- **Problem to solve**: Every line of the material that follows must be printed again exactly.

- **Data provided**:
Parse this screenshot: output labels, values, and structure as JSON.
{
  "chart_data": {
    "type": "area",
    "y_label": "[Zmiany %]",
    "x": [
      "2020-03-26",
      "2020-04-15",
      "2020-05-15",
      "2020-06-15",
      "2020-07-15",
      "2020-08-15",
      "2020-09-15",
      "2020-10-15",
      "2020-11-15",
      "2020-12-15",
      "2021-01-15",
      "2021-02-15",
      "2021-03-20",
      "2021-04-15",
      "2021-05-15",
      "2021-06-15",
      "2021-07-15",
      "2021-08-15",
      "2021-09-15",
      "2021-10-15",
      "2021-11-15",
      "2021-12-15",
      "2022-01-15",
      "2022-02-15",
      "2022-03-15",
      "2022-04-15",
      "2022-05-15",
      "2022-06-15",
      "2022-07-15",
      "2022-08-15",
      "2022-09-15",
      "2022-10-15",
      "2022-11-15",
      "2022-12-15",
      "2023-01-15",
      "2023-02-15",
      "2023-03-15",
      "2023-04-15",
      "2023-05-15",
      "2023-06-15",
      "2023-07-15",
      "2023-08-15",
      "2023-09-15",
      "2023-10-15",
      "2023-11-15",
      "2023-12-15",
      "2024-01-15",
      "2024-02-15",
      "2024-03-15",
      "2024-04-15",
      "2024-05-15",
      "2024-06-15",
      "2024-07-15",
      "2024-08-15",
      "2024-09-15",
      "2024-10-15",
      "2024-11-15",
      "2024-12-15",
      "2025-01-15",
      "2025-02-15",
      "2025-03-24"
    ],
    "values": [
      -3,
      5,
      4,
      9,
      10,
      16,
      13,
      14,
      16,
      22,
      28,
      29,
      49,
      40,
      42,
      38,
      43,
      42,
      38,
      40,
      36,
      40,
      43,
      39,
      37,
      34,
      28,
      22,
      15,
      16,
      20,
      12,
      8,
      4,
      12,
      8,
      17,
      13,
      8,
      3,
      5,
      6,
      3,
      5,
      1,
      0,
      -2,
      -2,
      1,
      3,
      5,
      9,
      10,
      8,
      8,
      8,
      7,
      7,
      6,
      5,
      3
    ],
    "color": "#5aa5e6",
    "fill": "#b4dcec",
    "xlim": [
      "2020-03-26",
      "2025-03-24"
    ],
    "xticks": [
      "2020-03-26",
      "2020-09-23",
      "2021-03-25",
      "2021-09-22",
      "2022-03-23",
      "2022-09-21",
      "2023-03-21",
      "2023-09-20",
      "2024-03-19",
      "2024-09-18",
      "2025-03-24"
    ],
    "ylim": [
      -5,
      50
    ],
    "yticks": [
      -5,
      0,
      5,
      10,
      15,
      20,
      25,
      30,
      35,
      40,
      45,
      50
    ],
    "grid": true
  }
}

- **Completed task**:
Parse this screenshot: output labels, values, and structure as JSON.
{
  "chart_data": {
    "type": "area",
    "y_label": "[Zmiany %]",
    "x": [
      "2020-03-26",
      "2020-04-15",
      "2020-05-15",
      "2020-06-15",
      "2020-07-15",
      "2020-08-15",
      "2020-09-15",
      "2020-10-15",
      "2020-11-15",
      "2020-12-15",
      "2021-01-15",
      "2021-02-15",
      "2021-03-20",
      "2021-04-15",
      "2021-05-15",
      "2021-06-15",
      "2021-07-15",
      "2021-08-15",
      "2021-09-15",
      "2021-10-15",
      "2021-11-15",
      "2021-12-15",
      "2022-01-15",
      "2022-02-15",
      "2022-03-15",
      "2022-04-15",
      "2022-05-15",
      "2022-06-15",
      "2022-07-15",
      "2022-08-15",
      "2022-09-15",
      "2022-10-15",
      "2022-11-15",
      "2022-12-15",
      "2023-01-15",
      "2023-02-15",
      "2023-03-15",
      "2023-04-15",
      "2023-05-15",
      "2023-06-15",
      "2023-07-15",
      "2023-08-15",
      "2023-09-15",
      "2023-10-15",
      "2023-11-15",
      "2023-12-15",
      "2024-01-15",
      "2024-02-15",
      "2024-03-15",
      "2024-04-15",
      "2024-05-15",
      "2024-06-15",
      "2024-07-15",
      "2024-08-15",
      "2024-09-15",
      "2024-10-15",
      "2024-11-15",
      "2024-12-15",
      "2025-01-15",
      "2025-02-15",
      "2025-03-24"
    ],
    "values": [
      -3,
      5,
      4,
      9,
      10,
      16,
      13,
      14,
      16,
      22,
      28,
      29,
      49,
      40,
      42,
      38,
      43,
      42,
      38,
      40,
      36,
      40,
      43,
      39,
      37,
      34,
      28,
      22,
      15,
      16,
      20,
      12,
      8,
      4,
      12,
      8,
      17,
      13,
      8,
      3,
      5,
      6,
      3,
      5,
      1,
      0,
      -2,
      -2,
      1,
      3,
      5,
      9,
      10,
      8,
      8,
      8,
      7,
      7,
      6,
      5,
      3
    ],
    "color": "#5aa5e6",
    "fill": "#b4dcec",
    "xlim": [
      "2020-03-26",
      "2025-03-24"
    ],
    "xticks": [
      "2020-03-26",
      "2020-09-23",
      "2021-03-25",
      "2021-09-22",
      "2022-03-23",
      "2022-09-21",
      "2023-03-21",
      "2023-09-20",
      "2024-03-19",
      "2024-09-18",
      "2025-03-24"
    ],
    "ylim": [
      -5,
      50
    ],
    "yticks": [
      -5,
      0,
      5,
      10,
      15,
      20,
      25,
      30,
      35,
      40,
      45,
      50
    ],
    "grid": true
  }
}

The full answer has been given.